_Exercise description_.
Go through the listing below and gather every line with the word "Igelfisch".

_Records for this exercise_.
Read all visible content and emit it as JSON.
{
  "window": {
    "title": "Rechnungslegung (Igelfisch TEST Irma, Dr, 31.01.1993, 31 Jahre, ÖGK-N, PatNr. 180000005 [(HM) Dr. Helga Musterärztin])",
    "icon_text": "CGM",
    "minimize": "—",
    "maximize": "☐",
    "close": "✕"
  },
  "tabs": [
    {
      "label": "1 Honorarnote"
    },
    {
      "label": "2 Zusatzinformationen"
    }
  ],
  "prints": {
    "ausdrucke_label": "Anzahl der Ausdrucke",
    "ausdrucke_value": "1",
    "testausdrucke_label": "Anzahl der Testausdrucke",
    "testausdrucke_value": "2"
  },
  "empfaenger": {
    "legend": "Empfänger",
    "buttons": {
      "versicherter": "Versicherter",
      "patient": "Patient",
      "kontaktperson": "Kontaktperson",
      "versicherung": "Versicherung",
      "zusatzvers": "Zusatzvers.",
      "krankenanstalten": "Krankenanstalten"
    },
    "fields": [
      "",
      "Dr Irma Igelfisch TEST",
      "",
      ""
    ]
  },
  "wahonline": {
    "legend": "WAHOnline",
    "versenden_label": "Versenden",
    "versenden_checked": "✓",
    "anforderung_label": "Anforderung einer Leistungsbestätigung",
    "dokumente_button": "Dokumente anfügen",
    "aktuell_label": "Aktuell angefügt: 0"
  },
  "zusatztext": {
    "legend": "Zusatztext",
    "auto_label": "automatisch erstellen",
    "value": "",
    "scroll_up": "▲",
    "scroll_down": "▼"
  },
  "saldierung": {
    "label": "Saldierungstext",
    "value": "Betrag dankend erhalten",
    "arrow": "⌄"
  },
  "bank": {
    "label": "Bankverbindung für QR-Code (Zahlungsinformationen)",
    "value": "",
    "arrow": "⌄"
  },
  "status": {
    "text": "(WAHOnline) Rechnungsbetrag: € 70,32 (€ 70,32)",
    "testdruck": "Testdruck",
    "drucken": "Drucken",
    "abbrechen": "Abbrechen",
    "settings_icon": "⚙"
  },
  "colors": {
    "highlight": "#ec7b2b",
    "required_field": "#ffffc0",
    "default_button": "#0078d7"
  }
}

_Finished task_.
    "title": "Rechnungslegung (Igelfisch TEST Irma, Dr, 31.01.1993, 31 Jahre, ÖGK-N, PatNr. 180000005 [(HM) Dr. Helga Musterärztin])",
      "Dr Irma Igelfisch TEST",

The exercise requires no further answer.